◆ EXERCISE AIM:
Every line with the word "handle" in it should be extracted from the data that follows.
+--
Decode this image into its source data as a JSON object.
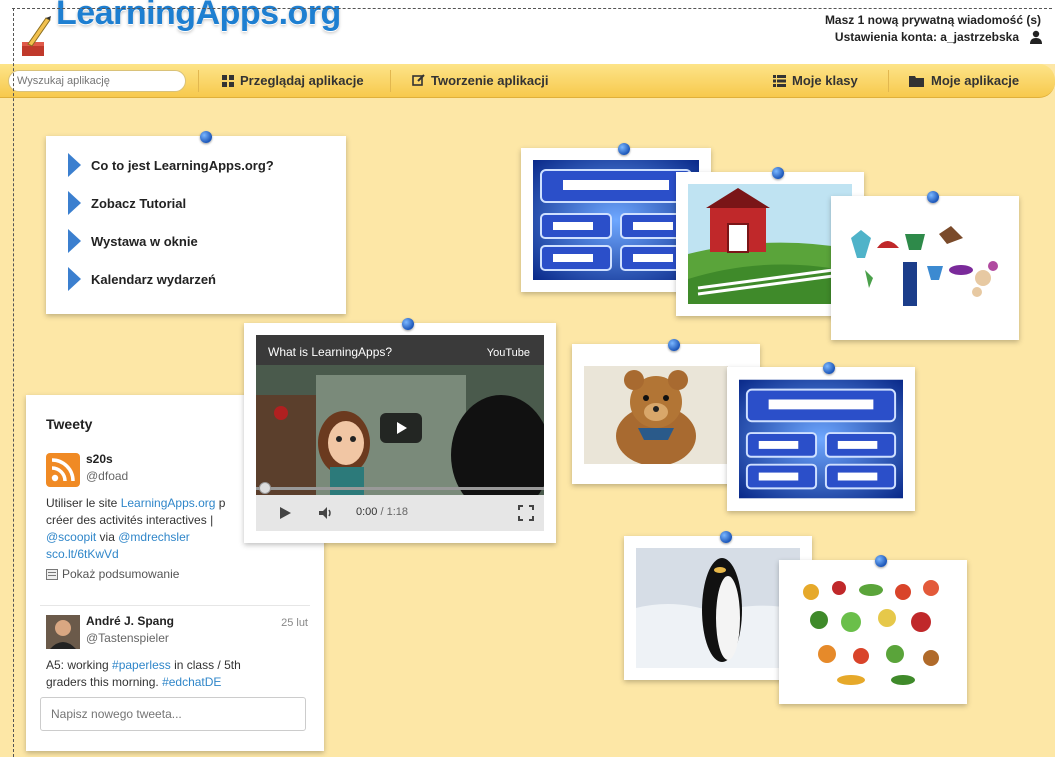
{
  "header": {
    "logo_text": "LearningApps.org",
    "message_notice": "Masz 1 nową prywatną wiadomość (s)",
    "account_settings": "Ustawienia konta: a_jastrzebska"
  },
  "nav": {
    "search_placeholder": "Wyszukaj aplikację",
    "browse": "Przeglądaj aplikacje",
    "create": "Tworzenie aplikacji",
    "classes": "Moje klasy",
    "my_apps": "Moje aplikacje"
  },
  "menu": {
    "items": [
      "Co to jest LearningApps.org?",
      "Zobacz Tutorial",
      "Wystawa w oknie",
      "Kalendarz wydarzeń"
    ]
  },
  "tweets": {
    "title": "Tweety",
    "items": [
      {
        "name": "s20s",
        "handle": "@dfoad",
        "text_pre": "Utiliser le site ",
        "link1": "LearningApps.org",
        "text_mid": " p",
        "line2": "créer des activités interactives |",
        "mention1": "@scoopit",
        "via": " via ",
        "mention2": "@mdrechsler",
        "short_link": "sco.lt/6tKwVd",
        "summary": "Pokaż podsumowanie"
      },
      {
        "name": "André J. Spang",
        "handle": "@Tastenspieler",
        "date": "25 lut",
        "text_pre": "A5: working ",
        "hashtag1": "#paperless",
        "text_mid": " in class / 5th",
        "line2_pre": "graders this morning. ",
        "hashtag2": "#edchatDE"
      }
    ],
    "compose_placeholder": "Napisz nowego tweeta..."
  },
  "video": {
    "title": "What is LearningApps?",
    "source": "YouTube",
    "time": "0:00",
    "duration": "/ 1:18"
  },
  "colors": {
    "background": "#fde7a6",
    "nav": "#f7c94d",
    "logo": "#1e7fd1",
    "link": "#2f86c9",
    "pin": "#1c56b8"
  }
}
+--
◆ SOLUTION:
        "handle": "@dfoad",
        "handle": "@Tastenspieler",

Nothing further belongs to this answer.